▶ _What is asked_: Go through the listing and pick out each line with the word "ffffff" in it.

++++ Exercise inputs

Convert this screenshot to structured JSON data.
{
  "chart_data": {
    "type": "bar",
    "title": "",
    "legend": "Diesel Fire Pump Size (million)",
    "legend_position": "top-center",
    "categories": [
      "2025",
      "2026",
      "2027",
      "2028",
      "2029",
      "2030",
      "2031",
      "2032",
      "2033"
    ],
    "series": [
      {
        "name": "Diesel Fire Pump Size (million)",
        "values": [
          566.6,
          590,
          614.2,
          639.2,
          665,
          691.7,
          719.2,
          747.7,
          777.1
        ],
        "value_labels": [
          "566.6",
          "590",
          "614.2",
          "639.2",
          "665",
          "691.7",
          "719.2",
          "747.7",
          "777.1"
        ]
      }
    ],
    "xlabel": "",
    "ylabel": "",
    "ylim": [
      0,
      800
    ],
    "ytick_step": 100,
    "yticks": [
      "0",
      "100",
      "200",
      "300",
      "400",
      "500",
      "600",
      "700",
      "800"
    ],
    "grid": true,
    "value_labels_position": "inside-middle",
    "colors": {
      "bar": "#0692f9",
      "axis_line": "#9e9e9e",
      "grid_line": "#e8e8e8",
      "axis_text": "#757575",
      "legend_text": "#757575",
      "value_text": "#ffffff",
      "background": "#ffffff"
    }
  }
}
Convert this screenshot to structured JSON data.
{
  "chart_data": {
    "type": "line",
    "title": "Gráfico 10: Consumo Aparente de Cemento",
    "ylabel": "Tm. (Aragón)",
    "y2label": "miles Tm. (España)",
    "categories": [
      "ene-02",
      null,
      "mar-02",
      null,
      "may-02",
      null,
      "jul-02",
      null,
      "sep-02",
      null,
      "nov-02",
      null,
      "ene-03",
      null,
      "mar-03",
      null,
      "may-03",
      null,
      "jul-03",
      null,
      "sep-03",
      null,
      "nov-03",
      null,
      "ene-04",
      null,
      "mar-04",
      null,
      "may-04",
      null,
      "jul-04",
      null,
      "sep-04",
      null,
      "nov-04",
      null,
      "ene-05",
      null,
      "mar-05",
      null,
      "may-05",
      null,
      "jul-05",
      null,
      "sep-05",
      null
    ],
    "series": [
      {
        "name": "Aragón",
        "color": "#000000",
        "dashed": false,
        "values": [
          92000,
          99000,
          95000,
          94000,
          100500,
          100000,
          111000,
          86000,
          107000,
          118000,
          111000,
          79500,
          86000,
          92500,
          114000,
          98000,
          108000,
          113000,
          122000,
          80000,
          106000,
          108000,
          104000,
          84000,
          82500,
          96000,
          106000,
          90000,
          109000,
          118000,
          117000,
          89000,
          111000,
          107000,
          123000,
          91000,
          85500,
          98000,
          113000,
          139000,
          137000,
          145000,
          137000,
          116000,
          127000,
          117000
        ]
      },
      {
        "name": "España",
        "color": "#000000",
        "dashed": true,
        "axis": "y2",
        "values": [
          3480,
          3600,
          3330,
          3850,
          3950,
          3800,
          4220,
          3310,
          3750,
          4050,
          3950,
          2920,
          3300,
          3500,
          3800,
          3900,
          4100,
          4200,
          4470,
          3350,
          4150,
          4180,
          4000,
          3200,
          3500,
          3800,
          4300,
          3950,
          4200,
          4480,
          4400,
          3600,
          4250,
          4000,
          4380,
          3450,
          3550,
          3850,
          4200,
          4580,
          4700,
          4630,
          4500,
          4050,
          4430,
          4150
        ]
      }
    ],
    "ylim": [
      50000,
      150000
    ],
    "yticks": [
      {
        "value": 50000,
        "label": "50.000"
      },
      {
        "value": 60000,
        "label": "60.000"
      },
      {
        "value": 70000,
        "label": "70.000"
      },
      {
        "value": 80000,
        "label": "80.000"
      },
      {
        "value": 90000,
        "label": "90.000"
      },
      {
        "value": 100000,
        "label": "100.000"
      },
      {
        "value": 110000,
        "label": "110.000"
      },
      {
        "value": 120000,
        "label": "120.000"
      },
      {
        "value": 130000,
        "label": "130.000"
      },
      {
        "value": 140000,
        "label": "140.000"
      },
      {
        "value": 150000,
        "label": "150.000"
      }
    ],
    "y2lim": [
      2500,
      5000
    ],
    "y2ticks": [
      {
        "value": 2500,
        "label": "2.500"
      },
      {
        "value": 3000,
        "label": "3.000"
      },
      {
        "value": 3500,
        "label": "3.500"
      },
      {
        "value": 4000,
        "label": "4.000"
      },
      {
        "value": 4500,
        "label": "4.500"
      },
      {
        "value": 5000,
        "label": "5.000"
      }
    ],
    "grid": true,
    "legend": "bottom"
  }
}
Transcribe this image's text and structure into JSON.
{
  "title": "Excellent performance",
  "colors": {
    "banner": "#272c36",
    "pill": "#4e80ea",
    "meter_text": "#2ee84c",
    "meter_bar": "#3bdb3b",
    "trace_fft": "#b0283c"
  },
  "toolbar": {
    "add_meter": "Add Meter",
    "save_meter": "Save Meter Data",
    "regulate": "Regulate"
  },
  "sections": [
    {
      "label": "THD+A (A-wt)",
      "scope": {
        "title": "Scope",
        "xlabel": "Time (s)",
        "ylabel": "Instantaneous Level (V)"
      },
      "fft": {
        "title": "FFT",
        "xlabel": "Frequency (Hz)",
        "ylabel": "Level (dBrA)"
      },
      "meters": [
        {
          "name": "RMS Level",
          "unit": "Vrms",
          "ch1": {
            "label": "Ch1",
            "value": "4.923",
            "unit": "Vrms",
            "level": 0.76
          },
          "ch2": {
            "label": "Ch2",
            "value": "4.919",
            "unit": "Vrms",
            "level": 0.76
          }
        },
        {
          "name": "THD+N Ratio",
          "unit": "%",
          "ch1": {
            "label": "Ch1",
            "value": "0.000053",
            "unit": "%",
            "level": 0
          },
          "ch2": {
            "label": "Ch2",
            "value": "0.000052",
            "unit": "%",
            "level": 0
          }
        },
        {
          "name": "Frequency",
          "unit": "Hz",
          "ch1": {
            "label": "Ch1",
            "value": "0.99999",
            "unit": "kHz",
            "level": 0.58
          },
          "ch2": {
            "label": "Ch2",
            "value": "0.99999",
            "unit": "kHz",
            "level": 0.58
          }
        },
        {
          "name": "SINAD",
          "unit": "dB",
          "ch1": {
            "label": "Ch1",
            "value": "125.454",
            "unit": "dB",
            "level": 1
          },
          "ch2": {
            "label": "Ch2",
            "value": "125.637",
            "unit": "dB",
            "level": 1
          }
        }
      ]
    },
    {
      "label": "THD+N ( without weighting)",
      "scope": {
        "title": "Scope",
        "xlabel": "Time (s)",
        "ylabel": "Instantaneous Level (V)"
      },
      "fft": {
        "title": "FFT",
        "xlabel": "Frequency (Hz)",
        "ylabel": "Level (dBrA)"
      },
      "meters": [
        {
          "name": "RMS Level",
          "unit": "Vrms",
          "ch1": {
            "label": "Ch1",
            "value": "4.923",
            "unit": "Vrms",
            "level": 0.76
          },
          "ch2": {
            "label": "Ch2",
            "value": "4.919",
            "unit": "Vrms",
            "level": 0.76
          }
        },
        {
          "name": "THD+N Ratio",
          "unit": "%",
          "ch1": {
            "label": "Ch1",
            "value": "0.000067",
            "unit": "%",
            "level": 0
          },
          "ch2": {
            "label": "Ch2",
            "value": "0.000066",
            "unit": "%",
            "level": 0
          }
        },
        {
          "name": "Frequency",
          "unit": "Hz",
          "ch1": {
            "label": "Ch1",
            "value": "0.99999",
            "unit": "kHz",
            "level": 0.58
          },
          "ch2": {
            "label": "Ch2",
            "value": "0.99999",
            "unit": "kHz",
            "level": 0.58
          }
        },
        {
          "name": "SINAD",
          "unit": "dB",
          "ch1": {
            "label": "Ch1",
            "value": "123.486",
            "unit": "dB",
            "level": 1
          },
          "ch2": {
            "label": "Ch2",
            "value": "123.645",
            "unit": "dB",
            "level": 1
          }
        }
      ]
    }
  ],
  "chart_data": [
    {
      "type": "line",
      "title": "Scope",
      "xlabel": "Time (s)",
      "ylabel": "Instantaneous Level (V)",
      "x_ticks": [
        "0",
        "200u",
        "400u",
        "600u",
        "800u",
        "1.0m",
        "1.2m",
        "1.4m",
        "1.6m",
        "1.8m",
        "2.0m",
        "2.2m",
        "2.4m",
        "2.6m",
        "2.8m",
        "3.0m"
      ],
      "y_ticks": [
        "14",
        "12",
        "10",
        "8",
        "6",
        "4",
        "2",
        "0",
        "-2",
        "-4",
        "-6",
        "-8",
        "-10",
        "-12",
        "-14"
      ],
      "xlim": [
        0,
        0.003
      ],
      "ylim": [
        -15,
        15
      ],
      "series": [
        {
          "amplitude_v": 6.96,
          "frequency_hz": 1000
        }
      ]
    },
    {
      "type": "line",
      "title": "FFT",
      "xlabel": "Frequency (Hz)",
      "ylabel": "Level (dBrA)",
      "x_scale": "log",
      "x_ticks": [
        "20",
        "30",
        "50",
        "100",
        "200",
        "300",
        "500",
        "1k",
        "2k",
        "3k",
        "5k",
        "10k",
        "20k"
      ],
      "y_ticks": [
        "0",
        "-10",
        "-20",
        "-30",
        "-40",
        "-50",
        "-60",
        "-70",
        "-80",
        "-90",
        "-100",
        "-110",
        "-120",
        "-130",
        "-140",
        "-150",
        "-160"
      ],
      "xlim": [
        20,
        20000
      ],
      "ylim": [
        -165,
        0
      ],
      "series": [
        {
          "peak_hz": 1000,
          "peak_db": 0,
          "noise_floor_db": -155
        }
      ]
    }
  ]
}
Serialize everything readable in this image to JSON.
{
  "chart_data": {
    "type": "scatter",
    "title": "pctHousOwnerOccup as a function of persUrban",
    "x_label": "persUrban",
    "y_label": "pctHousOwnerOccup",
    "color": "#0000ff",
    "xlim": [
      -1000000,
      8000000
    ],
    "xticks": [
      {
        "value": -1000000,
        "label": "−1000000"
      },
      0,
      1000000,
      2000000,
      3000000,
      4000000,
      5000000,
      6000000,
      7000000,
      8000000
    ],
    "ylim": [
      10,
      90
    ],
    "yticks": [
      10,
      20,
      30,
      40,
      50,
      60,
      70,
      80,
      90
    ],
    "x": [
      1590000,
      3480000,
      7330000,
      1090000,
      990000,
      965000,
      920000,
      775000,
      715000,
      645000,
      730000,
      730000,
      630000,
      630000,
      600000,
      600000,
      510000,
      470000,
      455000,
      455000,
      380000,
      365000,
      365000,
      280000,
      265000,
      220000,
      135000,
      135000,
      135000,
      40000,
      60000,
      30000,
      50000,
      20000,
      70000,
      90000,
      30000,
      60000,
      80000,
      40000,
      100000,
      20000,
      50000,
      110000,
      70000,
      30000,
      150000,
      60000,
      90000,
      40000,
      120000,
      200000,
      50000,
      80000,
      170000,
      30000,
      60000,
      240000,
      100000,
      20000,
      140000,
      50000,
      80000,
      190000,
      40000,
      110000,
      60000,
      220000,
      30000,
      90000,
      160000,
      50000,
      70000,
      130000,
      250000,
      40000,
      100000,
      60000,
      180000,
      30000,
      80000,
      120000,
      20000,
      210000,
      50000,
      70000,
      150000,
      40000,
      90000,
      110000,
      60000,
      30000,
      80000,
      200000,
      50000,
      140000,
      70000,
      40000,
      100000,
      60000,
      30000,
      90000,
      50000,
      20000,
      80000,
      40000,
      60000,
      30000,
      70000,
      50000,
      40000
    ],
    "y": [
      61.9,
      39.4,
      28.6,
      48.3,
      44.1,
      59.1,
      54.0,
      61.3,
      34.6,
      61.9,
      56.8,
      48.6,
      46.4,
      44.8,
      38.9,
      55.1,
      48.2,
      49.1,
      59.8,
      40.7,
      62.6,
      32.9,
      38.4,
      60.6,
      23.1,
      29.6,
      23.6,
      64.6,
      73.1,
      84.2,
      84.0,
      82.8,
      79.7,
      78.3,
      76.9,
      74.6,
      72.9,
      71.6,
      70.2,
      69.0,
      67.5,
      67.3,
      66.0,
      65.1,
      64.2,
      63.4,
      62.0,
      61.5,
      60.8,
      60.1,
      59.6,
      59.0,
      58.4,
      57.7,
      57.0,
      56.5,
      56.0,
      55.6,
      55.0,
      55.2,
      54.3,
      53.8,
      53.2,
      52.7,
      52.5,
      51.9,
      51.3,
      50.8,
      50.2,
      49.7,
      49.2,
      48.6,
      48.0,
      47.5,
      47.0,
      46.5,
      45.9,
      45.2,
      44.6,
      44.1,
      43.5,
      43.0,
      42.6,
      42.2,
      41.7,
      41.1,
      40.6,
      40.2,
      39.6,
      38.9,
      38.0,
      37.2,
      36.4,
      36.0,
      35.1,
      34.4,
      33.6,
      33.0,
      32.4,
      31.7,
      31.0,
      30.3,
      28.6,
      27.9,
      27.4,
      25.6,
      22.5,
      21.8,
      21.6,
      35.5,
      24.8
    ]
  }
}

++++++++

▶ _Right answer_:
      "value_text": "#ffffff",
      "background": "#ffffff"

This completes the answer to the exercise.